**Exercise aim**
Copy out all of the data below with no alterations.

··· Supplied information ···

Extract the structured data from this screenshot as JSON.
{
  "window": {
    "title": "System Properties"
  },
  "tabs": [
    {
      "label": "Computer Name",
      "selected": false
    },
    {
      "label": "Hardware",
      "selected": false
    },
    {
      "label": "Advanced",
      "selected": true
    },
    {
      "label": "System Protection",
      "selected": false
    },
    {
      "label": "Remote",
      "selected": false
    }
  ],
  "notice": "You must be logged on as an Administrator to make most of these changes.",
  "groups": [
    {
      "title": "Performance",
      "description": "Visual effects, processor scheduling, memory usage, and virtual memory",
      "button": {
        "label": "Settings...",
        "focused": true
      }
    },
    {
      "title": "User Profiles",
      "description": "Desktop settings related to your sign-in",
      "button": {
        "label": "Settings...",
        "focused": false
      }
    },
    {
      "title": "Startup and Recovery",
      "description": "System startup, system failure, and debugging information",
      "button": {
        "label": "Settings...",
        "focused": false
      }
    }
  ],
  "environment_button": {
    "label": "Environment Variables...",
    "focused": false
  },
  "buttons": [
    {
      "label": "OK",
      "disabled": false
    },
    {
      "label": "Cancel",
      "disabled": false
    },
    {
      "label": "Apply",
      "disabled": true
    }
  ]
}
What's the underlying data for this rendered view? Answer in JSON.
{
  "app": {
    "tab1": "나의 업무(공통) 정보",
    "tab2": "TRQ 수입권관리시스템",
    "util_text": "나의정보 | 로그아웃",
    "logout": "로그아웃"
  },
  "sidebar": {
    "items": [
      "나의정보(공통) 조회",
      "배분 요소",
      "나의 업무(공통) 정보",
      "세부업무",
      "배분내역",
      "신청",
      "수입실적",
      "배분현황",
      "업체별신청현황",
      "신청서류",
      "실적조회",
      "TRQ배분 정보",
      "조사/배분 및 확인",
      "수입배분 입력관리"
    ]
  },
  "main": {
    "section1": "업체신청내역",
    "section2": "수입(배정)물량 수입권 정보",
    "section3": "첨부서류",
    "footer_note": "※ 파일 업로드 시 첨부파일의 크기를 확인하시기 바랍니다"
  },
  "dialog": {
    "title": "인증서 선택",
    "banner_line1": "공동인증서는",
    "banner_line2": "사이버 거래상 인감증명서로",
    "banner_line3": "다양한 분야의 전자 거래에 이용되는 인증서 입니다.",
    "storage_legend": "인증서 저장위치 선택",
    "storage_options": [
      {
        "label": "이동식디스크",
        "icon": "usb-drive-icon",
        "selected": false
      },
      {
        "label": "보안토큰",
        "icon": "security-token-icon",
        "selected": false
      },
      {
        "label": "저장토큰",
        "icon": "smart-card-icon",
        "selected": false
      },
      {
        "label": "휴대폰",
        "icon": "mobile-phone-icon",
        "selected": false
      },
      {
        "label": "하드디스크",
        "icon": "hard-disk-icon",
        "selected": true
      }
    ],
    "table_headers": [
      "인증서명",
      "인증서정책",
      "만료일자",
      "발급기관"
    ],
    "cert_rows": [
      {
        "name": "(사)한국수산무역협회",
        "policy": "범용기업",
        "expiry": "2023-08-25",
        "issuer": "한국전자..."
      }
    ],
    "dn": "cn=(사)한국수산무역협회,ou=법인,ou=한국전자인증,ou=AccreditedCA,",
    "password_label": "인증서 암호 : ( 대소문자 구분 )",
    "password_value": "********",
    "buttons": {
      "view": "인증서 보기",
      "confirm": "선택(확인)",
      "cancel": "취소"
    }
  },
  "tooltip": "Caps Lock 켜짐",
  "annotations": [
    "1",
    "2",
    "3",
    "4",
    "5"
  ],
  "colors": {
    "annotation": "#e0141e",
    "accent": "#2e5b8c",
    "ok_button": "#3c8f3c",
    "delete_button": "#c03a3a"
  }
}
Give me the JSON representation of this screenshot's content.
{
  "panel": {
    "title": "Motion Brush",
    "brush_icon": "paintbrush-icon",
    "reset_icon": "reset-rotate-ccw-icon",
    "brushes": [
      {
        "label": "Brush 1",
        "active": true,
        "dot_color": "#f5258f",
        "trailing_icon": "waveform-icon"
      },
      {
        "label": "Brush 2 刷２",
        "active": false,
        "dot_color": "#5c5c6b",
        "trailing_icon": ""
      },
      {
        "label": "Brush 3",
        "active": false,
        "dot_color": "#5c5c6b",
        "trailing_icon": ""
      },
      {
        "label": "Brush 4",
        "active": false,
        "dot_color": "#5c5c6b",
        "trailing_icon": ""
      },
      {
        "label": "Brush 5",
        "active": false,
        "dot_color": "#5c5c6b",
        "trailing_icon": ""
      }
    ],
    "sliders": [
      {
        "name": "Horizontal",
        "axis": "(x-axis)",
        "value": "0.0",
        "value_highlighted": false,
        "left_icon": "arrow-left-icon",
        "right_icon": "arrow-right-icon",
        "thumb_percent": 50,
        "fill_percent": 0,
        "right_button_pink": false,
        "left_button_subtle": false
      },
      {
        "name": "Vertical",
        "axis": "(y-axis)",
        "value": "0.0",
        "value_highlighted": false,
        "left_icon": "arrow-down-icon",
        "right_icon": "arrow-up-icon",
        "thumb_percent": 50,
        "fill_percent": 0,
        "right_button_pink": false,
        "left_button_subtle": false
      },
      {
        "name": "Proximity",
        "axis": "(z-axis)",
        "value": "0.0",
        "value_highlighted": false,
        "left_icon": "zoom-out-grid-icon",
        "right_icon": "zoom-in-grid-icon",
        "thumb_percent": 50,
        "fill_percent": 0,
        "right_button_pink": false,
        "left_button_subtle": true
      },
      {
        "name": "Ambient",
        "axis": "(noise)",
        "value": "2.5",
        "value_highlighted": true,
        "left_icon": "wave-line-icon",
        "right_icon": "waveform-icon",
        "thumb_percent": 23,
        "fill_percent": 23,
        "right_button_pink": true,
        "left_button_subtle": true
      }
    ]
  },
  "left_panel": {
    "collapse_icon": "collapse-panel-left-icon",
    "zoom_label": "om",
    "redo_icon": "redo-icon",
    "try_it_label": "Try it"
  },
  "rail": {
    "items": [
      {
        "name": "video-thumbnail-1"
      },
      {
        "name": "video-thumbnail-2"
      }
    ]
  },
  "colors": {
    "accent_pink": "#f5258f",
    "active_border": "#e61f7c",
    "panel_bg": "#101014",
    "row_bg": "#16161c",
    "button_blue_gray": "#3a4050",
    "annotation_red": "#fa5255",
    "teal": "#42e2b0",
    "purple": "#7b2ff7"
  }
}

···

**Solved exercise**
Extract the structured data from this screenshot as JSON.
{
  "window": {
    "title": "System Properties"
  },
  "tabs": [
    {
      "label": "Computer Name",
      "selected": false
    },
    {
      "label": "Hardware",
      "selected": false
    },
    {
      "label": "Advanced",
      "selected": true
    },
    {
      "label": "System Protection",
      "selected": false
    },
    {
      "label": "Remote",
      "selected": false
    }
  ],
  "notice": "You must be logged on as an Administrator to make most of these changes.",
  "groups": [
    {
      "title": "Performance",
      "description": "Visual effects, processor scheduling, memory usage, and virtual memory",
      "button": {
        "label": "Settings...",
        "focused": true
      }
    },
    {
      "title": "User Profiles",
      "description": "Desktop settings related to your sign-in",
      "button": {
        "label": "Settings...",
        "focused": false
      }
    },
    {
      "title": "Startup and Recovery",
      "description": "System startup, system failure, and debugging information",
      "button": {
        "label": "Settings...",
        "focused": false
      }
    }
  ],
  "environment_button": {
    "label": "Environment Variables...",
    "focused": false
  },
  "buttons": [
    {
      "label": "OK",
      "disabled": false
    },
    {
      "label": "Cancel",
      "disabled": false
    },
    {
      "label": "Apply",
      "disabled": true
    }
  ]
}
What's the underlying data for this rendered view? Answer in JSON.
{
  "app": {
    "tab1": "나의 업무(공통) 정보",
    "tab2": "TRQ 수입권관리시스템",
    "util_text": "나의정보 | 로그아웃",
    "logout": "로그아웃"
  },
  "sidebar": {
    "items": [
      "나의정보(공통) 조회",
      "배분 요소",
      "나의 업무(공통) 정보",
      "세부업무",
      "배분내역",
      "신청",
      "수입실적",
      "배분현황",
      "업체별신청현황",
      "신청서류",
      "실적조회",
      "TRQ배분 정보",
      "조사/배분 및 확인",
      "수입배분 입력관리"
    ]
  },
  "main": {
    "section1": "업체신청내역",
    "section2": "수입(배정)물량 수입권 정보",
    "section3": "첨부서류",
    "footer_note": "※ 파일 업로드 시 첨부파일의 크기를 확인하시기 바랍니다"
  },
  "dialog": {
    "title": "인증서 선택",
    "banner_line1": "공동인증서는",
    "banner_line2": "사이버 거래상 인감증명서로",
    "banner_line3": "다양한 분야의 전자 거래에 이용되는 인증서 입니다.",
    "storage_legend": "인증서 저장위치 선택",
    "storage_options": [
      {
        "label": "이동식디스크",
        "icon": "usb-drive-icon",
        "selected": false
      },
      {
        "label": "보안토큰",
        "icon": "security-token-icon",
        "selected": false
      },
      {
        "label": "저장토큰",
        "icon": "smart-card-icon",
        "selected": false
      },
      {
        "label": "휴대폰",
        "icon": "mobile-phone-icon",
        "selected": false
      },
      {
        "label": "하드디스크",
        "icon": "hard-disk-icon",
        "selected": true
      }
    ],
    "table_headers": [
      "인증서명",
      "인증서정책",
      "만료일자",
      "발급기관"
    ],
    "cert_rows": [
      {
        "name": "(사)한국수산무역협회",
        "policy": "범용기업",
        "expiry": "2023-08-25",
        "issuer": "한국전자..."
      }
    ],
    "dn": "cn=(사)한국수산무역협회,ou=법인,ou=한국전자인증,ou=AccreditedCA,",
    "password_label": "인증서 암호 : ( 대소문자 구분 )",
    "password_value": "********",
    "buttons": {
      "view": "인증서 보기",
      "confirm": "선택(확인)",
      "cancel": "취소"
    }
  },
  "tooltip": "Caps Lock 켜짐",
  "annotations": [
    "1",
    "2",
    "3",
    "4",
    "5"
  ],
  "colors": {
    "annotation": "#e0141e",
    "accent": "#2e5b8c",
    "ok_button": "#3c8f3c",
    "delete_button": "#c03a3a"
  }
}
Give me the JSON representation of this screenshot's content.
{
  "panel": {
    "title": "Motion Brush",
    "brush_icon": "paintbrush-icon",
    "reset_icon": "reset-rotate-ccw-icon",
    "brushes": [
      {
        "label": "Brush 1",
        "active": true,
        "dot_color": "#f5258f",
        "trailing_icon": "waveform-icon"
      },
      {
        "label": "Brush 2 刷２",
        "active": false,
        "dot_color": "#5c5c6b",
        "trailing_icon": ""
      },
      {
        "label": "Brush 3",
        "active": false,
        "dot_color": "#5c5c6b",
        "trailing_icon": ""
      },
      {
        "label": "Brush 4",
        "active": false,
        "dot_color": "#5c5c6b",
        "trailing_icon": ""
      },
      {
        "label": "Brush 5",
        "active": false,
        "dot_color": "#5c5c6b",
        "trailing_icon": ""
      }
    ],
    "sliders": [
      {
        "name": "Horizontal",
        "axis": "(x-axis)",
        "value": "0.0",
        "value_highlighted": false,
        "left_icon": "arrow-left-icon",
        "right_icon": "arrow-right-icon",
        "thumb_percent": 50,
        "fill_percent": 0,
        "right_button_pink": false,
        "left_button_subtle": false
      },
      {
        "name": "Vertical",
        "axis": "(y-axis)",
        "value": "0.0",
        "value_highlighted": false,
        "left_icon": "arrow-down-icon",
        "right_icon": "arrow-up-icon",
        "thumb_percent": 50,
        "fill_percent": 0,
        "right_button_pink": false,
        "left_button_subtle": false
      },
      {
        "name": "Proximity",
        "axis": "(z-axis)",
        "value": "0.0",
        "value_highlighted": false,
        "left_icon": "zoom-out-grid-icon",
        "right_icon": "zoom-in-grid-icon",
        "thumb_percent": 50,
        "fill_percent": 0,
        "right_button_pink": false,
        "left_button_subtle": true
      },
      {
        "name": "Ambient",
        "axis": "(noise)",
        "value": "2.5",
        "value_highlighted": true,
        "left_icon": "wave-line-icon",
        "right_icon": "waveform-icon",
        "thumb_percent": 23,
        "fill_percent": 23,
        "right_button_pink": true,
        "left_button_subtle": true
      }
    ]
  },
  "left_panel": {
    "collapse_icon": "collapse-panel-left-icon",
    "zoom_label": "om",
    "redo_icon": "redo-icon",
    "try_it_label": "Try it"
  },
  "rail": {
    "items": [
      {
        "name": "video-thumbnail-1"
      },
      {
        "name": "video-thumbnail-2"
      }
    ]
  },
  "colors": {
    "accent_pink": "#f5258f",
    "active_border": "#e61f7c",
    "panel_bg": "#101014",
    "row_bg": "#16161c",
    "button_blue_gray": "#3a4050",
    "annotation_red": "#fa5255",
    "teal": "#42e2b0",
    "purple": "#7b2ff7"
  }
}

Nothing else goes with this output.